◆ TASK PROMPT ◆
The full set of entries below, restated word for word and stripped of images, is the expected result.

--- RECORD EXCERPTS Enclosed Below ---

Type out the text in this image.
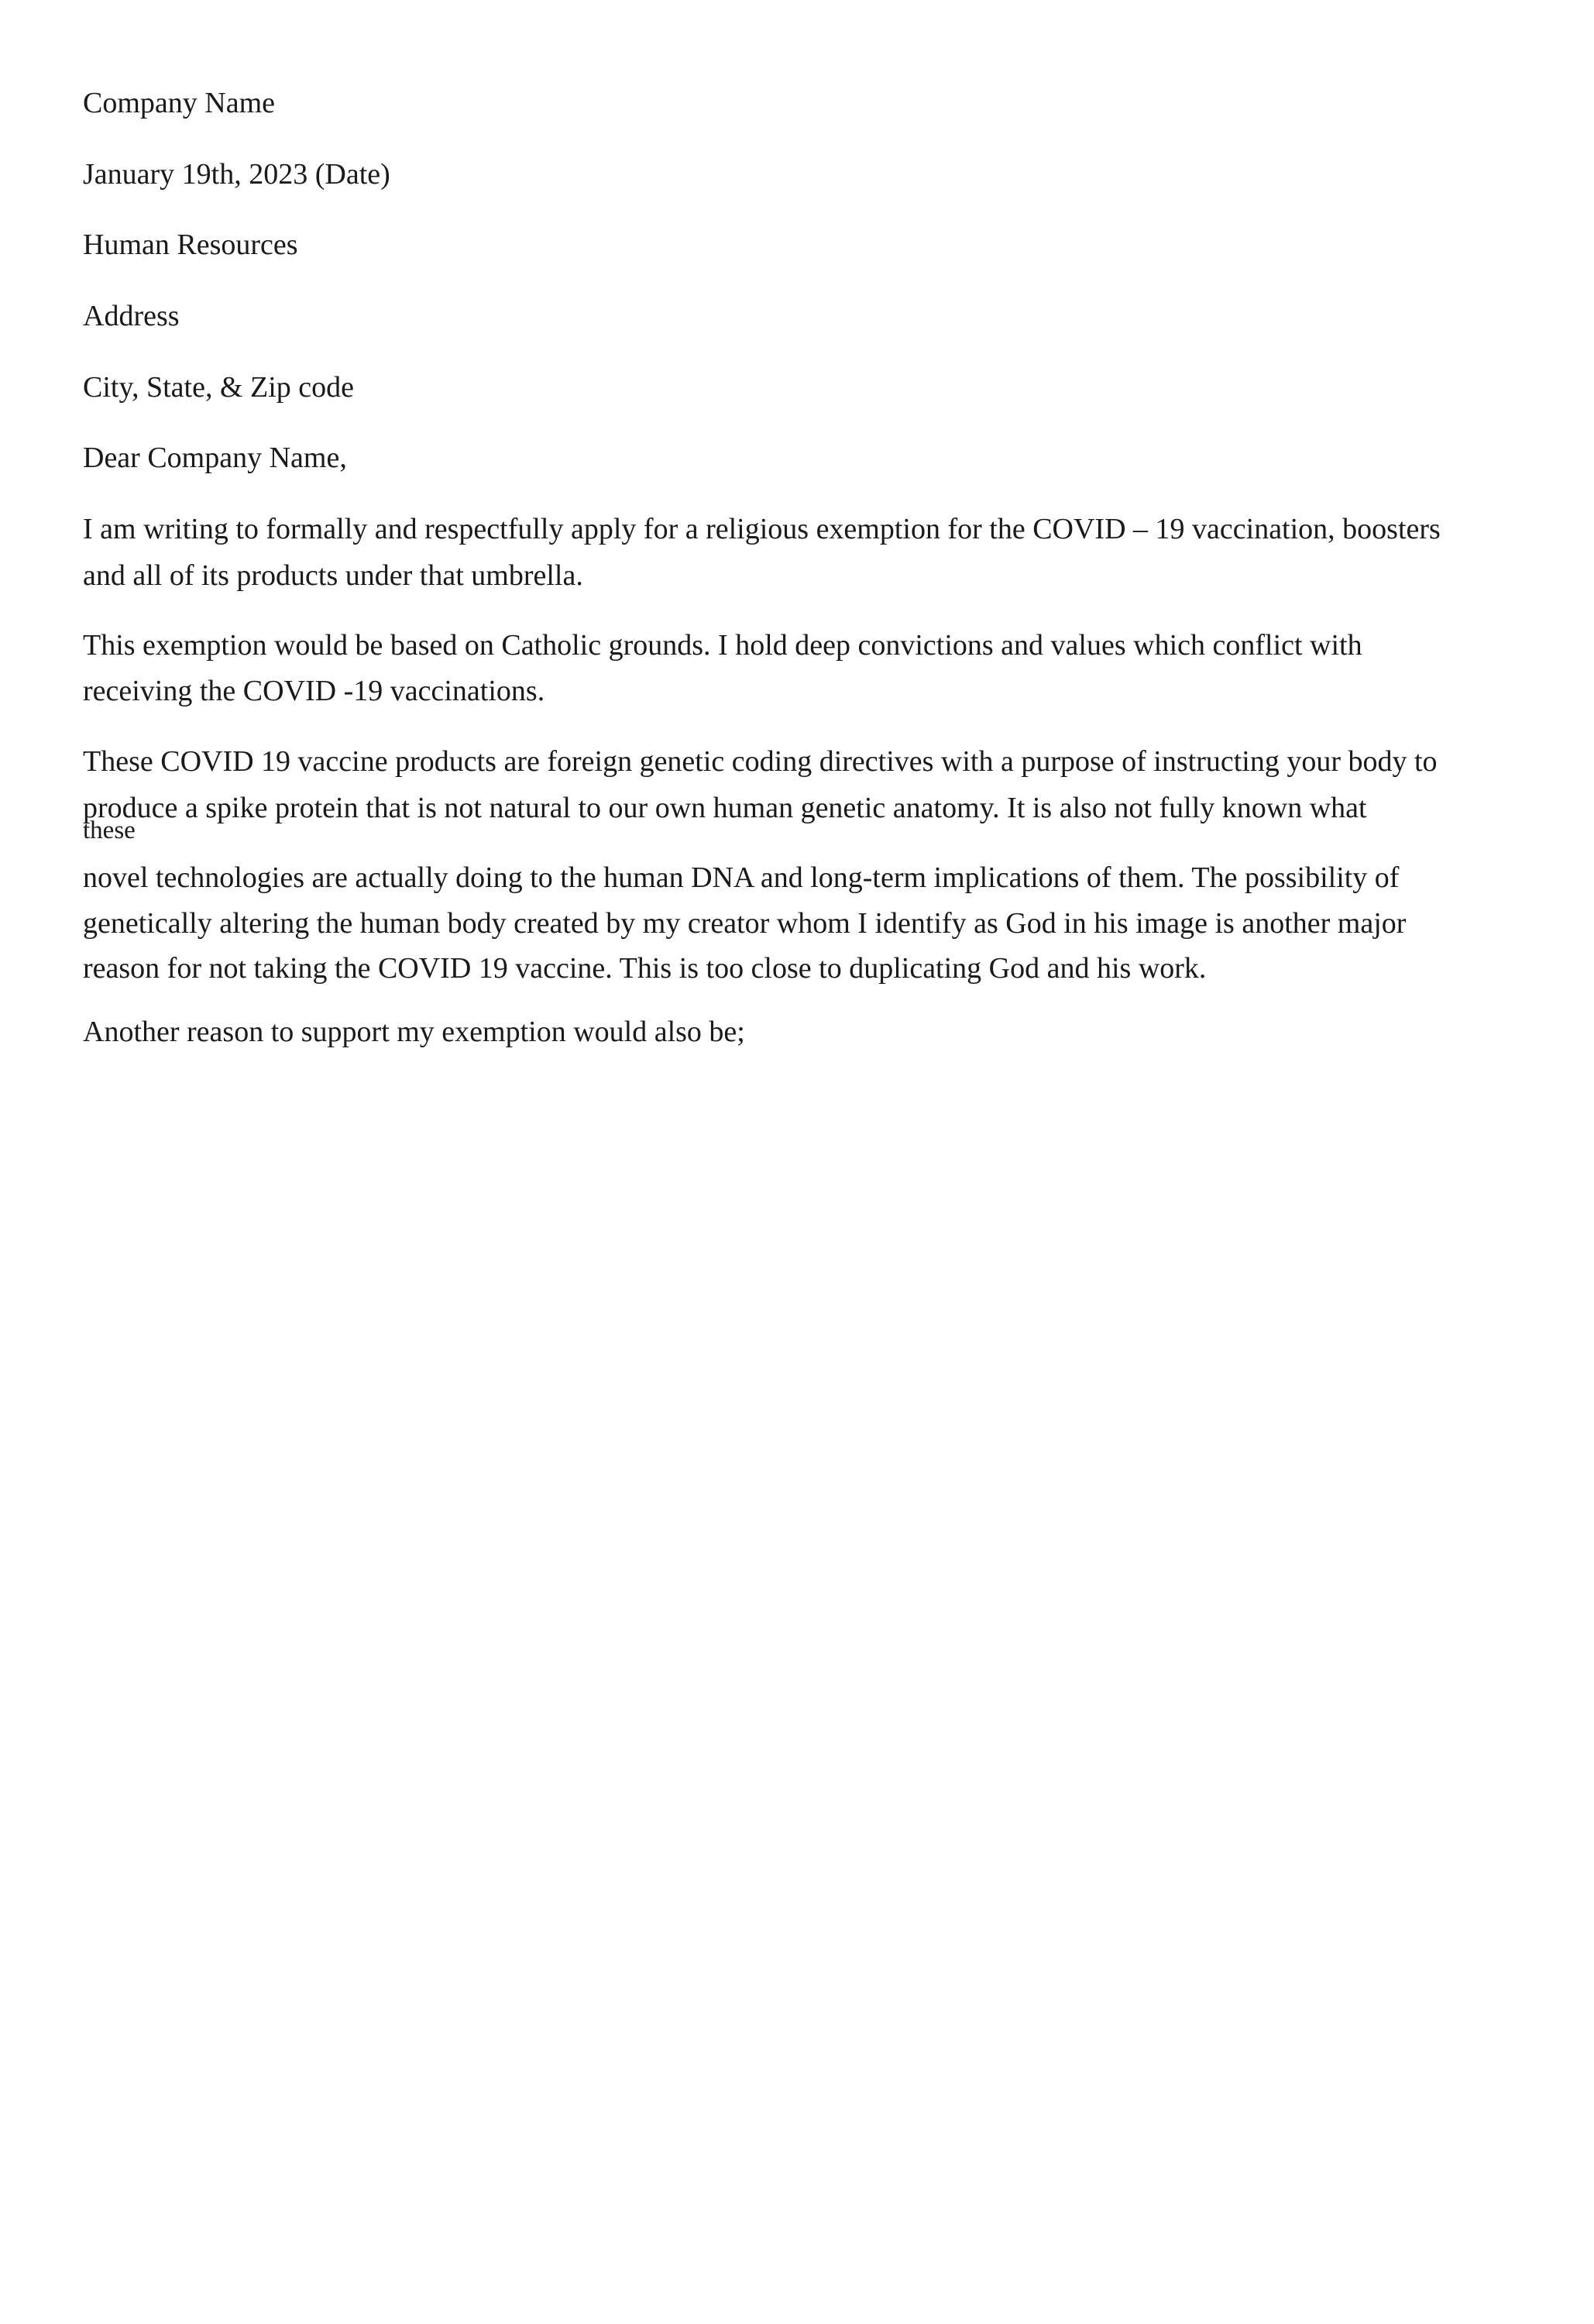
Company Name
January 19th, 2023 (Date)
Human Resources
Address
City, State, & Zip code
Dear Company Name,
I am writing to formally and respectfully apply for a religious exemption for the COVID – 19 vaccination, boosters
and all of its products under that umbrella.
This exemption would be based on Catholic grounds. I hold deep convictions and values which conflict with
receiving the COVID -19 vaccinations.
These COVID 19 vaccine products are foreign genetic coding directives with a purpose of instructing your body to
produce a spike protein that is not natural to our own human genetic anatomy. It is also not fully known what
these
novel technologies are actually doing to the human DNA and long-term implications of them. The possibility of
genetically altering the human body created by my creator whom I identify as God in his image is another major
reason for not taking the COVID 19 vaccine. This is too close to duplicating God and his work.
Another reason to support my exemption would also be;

--- End of Enclosed RECORD EXCERPTS ---

◆ TASK OUTPUT ◆
Type out the text in this image.
Company Name
January 19th, 2023 (Date)
Human Resources
Address
City, State, & Zip code
Dear Company Name,
I am writing to formally and respectfully apply for a religious exemption for the COVID – 19 vaccination, boosters
and all of its products under that umbrella.
This exemption would be based on Catholic grounds. I hold deep convictions and values which conflict with
receiving the COVID -19 vaccinations.
These COVID 19 vaccine products are foreign genetic coding directives with a purpose of instructing your body to
produce a spike protein that is not natural to our own human genetic anatomy. It is also not fully known what
these
novel technologies are actually doing to the human DNA and long-term implications of them. The possibility of
genetically altering the human body created by my creator whom I identify as God in his image is another major
reason for not taking the COVID 19 vaccine. This is too close to duplicating God and his work.
Another reason to support my exemption would also be;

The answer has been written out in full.